** Begin RECORDS FOR THE TASK **
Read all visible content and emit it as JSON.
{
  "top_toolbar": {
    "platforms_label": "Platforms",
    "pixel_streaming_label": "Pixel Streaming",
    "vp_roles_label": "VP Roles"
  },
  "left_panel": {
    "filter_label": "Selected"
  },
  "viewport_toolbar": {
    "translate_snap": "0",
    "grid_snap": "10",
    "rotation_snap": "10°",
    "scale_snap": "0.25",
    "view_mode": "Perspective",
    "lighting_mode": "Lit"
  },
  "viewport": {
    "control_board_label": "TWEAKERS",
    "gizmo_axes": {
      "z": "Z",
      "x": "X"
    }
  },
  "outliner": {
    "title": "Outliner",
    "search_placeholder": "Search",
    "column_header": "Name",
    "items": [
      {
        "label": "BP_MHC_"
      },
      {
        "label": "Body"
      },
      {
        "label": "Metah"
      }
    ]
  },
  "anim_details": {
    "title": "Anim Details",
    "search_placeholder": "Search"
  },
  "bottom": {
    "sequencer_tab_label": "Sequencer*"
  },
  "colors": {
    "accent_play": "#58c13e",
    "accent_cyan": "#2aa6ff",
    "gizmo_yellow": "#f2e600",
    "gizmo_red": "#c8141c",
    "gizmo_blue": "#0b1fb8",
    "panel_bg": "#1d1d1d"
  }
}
** End RECORDS FOR THE TASK **
_AIM_: Copy the records above exactly.

_SOLVED PROBLEM_:
Read all visible content and emit it as JSON.
{
  "top_toolbar": {
    "platforms_label": "Platforms",
    "pixel_streaming_label": "Pixel Streaming",
    "vp_roles_label": "VP Roles"
  },
  "left_panel": {
    "filter_label": "Selected"
  },
  "viewport_toolbar": {
    "translate_snap": "0",
    "grid_snap": "10",
    "rotation_snap": "10°",
    "scale_snap": "0.25",
    "view_mode": "Perspective",
    "lighting_mode": "Lit"
  },
  "viewport": {
    "control_board_label": "TWEAKERS",
    "gizmo_axes": {
      "z": "Z",
      "x": "X"
    }
  },
  "outliner": {
    "title": "Outliner",
    "search_placeholder": "Search",
    "column_header": "Name",
    "items": [
      {
        "label": "BP_MHC_"
      },
      {
        "label": "Body"
      },
      {
        "label": "Metah"
      }
    ]
  },
  "anim_details": {
    "title": "Anim Details",
    "search_placeholder": "Search"
  },
  "bottom": {
    "sequencer_tab_label": "Sequencer*"
  },
  "colors": {
    "accent_play": "#58c13e",
    "accent_cyan": "#2aa6ff",
    "gizmo_yellow": "#f2e600",
    "gizmo_red": "#c8141c",
    "gizmo_blue": "#0b1fb8",
    "panel_bg": "#1d1d1d"
  }
}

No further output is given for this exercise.